Wherever a line below holds the word "Centre", copy that line.
─── AVAILABLE DATA
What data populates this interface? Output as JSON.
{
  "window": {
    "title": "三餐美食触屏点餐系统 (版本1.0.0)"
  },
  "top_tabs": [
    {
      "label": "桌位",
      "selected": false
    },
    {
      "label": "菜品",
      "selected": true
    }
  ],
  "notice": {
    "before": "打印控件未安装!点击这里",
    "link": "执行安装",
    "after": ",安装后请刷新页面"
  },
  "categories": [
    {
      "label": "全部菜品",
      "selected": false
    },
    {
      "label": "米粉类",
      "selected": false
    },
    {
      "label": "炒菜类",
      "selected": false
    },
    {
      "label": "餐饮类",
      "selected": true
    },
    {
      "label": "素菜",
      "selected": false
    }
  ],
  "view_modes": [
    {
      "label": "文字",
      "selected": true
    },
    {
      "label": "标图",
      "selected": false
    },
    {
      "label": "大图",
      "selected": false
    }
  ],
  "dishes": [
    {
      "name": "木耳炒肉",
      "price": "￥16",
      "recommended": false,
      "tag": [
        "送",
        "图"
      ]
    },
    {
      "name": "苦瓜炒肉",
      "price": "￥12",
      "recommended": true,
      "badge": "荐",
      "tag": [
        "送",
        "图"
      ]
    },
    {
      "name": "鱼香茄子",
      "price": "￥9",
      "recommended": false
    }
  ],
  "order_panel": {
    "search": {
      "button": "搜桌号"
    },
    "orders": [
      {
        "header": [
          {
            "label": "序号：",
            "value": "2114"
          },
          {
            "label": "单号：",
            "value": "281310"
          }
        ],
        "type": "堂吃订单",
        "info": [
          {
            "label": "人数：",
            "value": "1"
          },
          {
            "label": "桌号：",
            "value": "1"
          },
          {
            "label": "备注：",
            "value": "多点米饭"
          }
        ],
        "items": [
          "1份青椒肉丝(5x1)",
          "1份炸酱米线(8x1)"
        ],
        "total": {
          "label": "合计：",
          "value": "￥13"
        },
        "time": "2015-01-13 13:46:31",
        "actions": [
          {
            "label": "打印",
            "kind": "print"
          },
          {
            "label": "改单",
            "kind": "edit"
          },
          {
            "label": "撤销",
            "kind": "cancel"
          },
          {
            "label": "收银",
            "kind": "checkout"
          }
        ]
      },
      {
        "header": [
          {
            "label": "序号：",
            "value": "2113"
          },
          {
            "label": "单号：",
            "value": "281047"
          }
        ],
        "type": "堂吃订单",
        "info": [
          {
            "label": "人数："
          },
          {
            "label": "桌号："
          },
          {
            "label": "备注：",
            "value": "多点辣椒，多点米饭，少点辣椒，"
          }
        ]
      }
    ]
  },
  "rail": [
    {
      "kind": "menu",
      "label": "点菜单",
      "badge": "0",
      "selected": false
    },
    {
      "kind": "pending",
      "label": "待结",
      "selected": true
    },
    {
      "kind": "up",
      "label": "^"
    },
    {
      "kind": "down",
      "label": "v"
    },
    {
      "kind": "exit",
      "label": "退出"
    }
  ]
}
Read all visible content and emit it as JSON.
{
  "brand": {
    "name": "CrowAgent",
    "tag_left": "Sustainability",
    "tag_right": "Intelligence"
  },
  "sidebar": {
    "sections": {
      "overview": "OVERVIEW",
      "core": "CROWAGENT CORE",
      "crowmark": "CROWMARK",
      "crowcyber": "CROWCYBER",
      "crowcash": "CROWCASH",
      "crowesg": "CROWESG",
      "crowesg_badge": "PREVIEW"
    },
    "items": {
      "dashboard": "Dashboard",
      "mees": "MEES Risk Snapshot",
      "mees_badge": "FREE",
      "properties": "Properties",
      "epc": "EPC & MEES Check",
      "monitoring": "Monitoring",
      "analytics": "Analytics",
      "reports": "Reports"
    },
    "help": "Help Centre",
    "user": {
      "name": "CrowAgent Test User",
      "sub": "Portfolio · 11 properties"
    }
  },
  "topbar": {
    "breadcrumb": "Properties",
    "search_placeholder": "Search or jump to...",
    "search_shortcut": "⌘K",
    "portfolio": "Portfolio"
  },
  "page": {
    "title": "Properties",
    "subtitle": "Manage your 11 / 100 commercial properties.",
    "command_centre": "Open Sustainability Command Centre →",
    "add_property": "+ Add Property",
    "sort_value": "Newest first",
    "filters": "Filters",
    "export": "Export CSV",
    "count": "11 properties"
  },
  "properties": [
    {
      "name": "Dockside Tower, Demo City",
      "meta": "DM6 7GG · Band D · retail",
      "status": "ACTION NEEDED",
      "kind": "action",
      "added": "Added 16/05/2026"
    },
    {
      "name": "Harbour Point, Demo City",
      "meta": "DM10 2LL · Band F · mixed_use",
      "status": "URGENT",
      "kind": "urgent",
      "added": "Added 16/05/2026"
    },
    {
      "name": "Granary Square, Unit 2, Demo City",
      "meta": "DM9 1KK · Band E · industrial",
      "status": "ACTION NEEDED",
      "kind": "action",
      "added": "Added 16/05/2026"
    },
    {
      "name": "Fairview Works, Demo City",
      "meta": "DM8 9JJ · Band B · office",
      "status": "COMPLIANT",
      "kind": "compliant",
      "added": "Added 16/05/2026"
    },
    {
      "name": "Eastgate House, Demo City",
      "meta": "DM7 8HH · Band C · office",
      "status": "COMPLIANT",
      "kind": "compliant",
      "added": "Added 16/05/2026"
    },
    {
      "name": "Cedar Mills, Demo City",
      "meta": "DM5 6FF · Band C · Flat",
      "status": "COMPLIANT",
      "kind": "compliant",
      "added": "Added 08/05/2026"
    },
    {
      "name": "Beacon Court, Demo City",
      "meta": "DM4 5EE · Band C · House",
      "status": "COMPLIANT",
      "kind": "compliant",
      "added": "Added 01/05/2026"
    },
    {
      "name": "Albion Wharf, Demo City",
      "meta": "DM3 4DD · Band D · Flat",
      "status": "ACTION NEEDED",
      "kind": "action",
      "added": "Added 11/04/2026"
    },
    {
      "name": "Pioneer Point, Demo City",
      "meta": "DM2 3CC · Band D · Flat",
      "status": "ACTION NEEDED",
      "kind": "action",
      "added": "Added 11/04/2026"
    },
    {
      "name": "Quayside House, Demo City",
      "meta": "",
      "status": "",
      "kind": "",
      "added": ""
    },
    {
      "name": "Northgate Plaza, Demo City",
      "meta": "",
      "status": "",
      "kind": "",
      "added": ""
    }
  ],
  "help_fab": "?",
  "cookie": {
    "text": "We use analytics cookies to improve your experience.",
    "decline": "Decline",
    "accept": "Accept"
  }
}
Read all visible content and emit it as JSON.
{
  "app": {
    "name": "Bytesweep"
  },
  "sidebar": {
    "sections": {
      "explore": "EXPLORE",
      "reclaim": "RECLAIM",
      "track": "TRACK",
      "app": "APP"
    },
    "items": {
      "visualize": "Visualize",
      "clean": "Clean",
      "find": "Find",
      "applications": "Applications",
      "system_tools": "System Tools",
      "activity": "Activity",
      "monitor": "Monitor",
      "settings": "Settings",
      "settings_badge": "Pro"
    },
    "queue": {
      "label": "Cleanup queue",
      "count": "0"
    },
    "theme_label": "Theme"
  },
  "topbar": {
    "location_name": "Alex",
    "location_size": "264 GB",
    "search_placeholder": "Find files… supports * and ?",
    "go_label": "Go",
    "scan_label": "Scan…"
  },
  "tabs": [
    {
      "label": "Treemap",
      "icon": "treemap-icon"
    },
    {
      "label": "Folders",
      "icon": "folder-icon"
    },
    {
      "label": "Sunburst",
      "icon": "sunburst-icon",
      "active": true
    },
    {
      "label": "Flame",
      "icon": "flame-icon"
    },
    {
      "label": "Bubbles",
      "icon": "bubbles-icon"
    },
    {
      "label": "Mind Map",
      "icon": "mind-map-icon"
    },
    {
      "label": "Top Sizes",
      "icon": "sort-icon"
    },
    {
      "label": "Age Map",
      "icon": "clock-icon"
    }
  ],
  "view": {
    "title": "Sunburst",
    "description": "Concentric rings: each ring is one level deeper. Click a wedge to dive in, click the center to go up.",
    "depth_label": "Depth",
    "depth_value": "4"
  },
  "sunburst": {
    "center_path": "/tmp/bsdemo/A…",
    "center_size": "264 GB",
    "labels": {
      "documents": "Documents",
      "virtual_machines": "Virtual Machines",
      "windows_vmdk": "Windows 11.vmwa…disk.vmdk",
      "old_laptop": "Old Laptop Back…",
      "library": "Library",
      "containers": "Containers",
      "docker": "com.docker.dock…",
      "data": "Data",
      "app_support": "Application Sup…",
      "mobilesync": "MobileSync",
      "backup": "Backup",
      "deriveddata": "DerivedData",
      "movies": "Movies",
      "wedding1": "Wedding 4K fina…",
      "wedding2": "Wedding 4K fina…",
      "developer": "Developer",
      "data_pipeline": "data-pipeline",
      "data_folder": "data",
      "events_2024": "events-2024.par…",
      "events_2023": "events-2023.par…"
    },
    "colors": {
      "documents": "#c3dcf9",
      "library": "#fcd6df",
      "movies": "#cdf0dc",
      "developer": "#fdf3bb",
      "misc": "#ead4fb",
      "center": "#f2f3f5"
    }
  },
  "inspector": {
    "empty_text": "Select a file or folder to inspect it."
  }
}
──────
## WORKED ANSWER:
    "help": "Help Centre",
    "command_centre": "Open Sustainability Command Centre →",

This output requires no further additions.